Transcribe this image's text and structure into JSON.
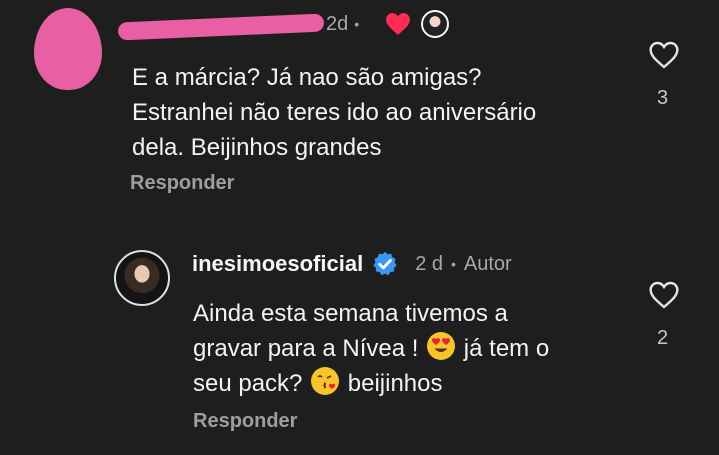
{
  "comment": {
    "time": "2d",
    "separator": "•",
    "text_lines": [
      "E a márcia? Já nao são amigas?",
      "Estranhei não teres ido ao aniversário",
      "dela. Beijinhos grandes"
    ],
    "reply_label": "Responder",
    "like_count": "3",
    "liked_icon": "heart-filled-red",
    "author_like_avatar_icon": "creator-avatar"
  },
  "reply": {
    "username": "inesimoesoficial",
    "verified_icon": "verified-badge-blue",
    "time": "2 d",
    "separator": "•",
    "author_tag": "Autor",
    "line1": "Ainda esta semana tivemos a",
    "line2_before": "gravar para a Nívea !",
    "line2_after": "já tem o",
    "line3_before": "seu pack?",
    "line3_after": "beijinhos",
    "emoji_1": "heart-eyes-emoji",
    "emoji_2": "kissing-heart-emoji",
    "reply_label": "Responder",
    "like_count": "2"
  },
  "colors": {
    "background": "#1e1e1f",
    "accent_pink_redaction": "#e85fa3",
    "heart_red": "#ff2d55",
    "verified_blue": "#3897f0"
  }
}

==

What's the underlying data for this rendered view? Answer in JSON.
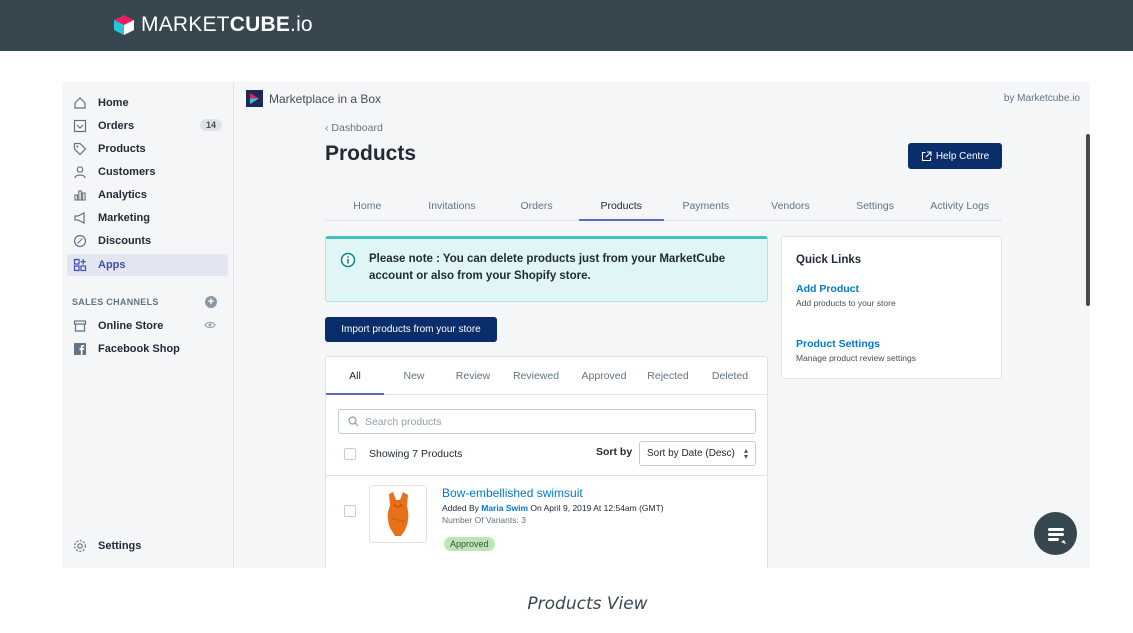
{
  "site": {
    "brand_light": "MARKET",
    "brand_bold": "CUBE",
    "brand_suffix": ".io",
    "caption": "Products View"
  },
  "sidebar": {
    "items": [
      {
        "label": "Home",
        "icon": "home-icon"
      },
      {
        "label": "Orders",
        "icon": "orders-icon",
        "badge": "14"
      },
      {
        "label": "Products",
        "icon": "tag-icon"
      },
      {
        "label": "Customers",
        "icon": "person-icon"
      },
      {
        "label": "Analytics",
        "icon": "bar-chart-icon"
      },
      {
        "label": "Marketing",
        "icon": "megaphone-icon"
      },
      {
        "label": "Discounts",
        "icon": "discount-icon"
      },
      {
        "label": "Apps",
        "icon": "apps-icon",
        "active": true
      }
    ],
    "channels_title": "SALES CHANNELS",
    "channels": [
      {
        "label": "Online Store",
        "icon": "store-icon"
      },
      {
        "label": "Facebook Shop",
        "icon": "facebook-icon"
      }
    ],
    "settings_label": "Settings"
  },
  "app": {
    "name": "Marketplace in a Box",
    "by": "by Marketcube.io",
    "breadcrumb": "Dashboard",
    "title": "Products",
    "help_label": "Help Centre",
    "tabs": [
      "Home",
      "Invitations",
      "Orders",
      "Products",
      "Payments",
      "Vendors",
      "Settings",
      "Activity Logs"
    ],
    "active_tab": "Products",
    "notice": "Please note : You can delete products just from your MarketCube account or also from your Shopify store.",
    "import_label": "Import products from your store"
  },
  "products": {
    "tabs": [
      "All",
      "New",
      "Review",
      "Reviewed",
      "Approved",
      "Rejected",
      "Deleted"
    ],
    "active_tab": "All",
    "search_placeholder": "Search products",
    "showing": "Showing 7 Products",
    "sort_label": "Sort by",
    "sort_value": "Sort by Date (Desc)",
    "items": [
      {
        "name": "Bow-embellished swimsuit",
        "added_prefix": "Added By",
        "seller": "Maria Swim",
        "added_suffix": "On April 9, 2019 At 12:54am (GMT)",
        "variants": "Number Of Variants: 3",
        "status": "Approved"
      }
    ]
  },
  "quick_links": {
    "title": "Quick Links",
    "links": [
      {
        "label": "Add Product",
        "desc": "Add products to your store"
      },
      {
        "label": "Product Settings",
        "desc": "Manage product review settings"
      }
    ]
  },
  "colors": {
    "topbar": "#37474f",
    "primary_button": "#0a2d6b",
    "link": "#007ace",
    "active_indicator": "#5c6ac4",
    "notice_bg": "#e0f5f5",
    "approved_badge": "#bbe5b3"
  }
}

- _Request_
Find every line in the records that contains the word "emoji"; copy those lines.

- _Worked answer_
    "emoji_1": "heart-eyes-emoji",
    "emoji_2": "kissing-heart-emoji",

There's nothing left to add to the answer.